TEXT:
= Babai Irrigation Project =

Babai Irrigation Project (बबई सिचाई आयोजना) is an irrigation project in western Nepal which aim to irrigate 36,000 ha of land by using water of Babai River. The project has been listed as the National Pride Projects of Nepal and is implemented by the Ministry of Energy, Water Resources and Irrigation (Nepal). The project aims to irrigate about 21,000 ha and 15,000 ha in the eastern and western side of the river respectively.
 The project cost is estimated to be about NPR 17,340,000,000.

==Project implementation==
(Years in BS refers to Bikram Sambat)

The master plan study of the project was done in 2024 BS which concluded to irrigate 21,000 ha and 15,000 ha in the eastern and western side of the river respectively.

===First stage===
In 2035 BS, the first stage of the feasibility study was done to irrigate 13,240 ha in the eastern branch and detail engineering was done for the same in 2040BS.

RECORD LIST:

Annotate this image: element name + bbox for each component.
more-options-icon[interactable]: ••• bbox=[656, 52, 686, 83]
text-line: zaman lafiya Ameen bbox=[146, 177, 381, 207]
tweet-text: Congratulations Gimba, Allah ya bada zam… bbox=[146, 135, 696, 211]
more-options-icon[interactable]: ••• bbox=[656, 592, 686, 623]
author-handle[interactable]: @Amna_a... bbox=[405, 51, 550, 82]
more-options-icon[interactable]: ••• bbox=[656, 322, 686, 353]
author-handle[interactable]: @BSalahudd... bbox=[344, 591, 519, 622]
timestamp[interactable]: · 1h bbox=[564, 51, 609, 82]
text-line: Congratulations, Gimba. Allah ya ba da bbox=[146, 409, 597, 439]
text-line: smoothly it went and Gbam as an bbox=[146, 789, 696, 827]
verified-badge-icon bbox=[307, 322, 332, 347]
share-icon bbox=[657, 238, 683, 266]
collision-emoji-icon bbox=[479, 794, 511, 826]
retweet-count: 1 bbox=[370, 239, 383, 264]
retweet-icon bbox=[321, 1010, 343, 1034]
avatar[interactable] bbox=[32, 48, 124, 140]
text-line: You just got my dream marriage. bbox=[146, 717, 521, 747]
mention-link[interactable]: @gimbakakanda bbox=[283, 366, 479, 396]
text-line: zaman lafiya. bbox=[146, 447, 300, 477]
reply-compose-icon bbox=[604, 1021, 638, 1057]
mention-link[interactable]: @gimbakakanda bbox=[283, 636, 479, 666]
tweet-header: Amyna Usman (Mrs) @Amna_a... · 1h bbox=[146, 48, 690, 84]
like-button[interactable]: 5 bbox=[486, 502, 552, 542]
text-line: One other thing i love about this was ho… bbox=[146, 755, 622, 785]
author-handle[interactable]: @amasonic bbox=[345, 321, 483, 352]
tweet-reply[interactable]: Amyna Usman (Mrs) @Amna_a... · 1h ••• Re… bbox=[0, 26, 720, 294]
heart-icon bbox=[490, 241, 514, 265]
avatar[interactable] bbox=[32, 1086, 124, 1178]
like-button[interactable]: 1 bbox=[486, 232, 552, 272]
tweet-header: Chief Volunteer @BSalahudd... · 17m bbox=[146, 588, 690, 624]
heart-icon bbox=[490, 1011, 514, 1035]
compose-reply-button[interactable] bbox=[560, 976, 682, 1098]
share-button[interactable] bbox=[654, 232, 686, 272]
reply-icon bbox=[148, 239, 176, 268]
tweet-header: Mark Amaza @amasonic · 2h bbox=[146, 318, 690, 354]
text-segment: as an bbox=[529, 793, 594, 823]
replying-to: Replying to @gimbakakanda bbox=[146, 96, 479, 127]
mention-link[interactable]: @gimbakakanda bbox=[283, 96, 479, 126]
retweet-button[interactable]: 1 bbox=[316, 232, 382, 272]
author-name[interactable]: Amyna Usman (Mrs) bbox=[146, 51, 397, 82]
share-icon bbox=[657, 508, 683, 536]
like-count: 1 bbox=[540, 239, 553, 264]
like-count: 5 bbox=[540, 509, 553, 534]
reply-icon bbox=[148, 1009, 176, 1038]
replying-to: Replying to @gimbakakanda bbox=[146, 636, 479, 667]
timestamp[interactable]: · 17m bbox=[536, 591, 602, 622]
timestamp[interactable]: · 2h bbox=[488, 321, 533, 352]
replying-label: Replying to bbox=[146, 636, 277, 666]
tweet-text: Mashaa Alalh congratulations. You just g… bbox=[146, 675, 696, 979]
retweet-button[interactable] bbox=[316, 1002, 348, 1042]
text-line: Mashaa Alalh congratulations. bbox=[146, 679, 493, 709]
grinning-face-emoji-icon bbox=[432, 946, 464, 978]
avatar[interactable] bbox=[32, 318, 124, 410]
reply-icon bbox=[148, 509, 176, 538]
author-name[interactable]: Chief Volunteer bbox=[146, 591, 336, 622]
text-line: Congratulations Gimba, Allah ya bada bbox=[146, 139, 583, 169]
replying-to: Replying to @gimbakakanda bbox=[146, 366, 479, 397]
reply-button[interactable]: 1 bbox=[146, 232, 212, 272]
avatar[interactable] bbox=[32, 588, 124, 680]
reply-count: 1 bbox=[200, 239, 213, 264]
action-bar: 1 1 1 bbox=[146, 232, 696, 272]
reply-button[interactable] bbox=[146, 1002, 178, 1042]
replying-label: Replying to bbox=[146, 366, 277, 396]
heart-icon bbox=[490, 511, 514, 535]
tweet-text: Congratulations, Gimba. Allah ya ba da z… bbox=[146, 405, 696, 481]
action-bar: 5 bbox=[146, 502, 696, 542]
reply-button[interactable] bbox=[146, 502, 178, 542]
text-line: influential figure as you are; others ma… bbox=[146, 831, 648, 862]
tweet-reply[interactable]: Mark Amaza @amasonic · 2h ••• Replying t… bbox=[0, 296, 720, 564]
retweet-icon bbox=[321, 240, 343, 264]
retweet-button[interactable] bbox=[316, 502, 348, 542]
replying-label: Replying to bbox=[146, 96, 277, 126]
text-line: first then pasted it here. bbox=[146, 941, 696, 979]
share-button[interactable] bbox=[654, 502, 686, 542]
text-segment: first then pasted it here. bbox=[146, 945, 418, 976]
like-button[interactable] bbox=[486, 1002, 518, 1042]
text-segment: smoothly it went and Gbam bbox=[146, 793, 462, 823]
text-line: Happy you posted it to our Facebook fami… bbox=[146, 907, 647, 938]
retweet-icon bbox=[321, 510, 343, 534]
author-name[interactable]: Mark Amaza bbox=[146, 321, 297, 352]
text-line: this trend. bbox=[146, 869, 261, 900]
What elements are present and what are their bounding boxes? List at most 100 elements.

==

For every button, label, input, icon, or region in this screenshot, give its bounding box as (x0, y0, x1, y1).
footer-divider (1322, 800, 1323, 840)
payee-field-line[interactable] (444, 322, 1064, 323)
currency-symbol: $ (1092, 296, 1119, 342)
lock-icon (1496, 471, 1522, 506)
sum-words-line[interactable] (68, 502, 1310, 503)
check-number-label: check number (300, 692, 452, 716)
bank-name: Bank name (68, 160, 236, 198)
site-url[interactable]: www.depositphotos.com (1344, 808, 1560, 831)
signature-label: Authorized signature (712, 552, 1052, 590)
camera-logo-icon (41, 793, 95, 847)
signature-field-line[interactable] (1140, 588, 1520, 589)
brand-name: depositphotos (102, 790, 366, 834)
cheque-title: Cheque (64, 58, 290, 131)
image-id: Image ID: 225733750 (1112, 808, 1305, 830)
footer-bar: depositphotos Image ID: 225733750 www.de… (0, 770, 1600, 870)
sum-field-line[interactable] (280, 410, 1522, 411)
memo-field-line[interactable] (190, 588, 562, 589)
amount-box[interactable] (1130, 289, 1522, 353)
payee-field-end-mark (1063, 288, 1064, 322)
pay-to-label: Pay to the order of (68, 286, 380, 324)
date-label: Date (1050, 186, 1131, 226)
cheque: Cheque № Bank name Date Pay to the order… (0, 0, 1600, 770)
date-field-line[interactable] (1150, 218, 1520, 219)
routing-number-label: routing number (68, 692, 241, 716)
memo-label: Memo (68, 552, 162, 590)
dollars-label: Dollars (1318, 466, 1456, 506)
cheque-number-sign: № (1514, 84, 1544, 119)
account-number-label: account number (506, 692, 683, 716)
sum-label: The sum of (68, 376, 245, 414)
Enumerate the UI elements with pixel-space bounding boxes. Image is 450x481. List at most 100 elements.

REQUIREMENT A: Rewrite the Babai Irrigation Project article starting at "Babai Irrigation Project (बबई" and ending at "about NPR 17,340,000,000.", putting "Babai Khola" in place of "Babai River".
REQUIREMENT B: Carry on the article about the Babai Irrigation Project from the point where it stops.

RESPONSE A:
Babai Irrigation Project (बबई सिचाई आयोजना) is an irrigation project in western Nepal which aim to irrigate 36,000 ha of land by using water of Babai Khola. The project has been listed as the National Pride Projects of Nepal and is implemented by the Ministry of Energy, Water Resources and Irrigation (Nepal). The project aims to irrigate about 21,000 ha and 15,000 ha in the eastern and western side of the river respectively.
 The project cost is estimated to be about NPR 17,340,000,000.

RESPONSE B:
When the world bank in 2046 BS disagreed to fund the project, the district level committee started the work on its own by firstly constructing the highway weir cum bridge over the Babai River. This work was completed in 2049 BS.

By 2050 BS 5.5km of the canal was constructed and the traditional canals (Budhi kulo, Majro Kulo, Raj Kulo and Dhadhawar kulo) were fed to irrigate about 4000 ha.

From 2051 BS to 2058 BS, 28 km of the canal was constructed.

===Second stage===
The design works of the second stage of the construction were concluded in 2058 BS. As of 2020, this stage is still ongoing. Study of the canal from chainage 28 km to 43 km is being carried out.

==See also==
- Bheri Babai Diversion Multipurpose Project
- National Pride Projects
- Ministry of Energy, Water Resources and Irrigation (Nepal)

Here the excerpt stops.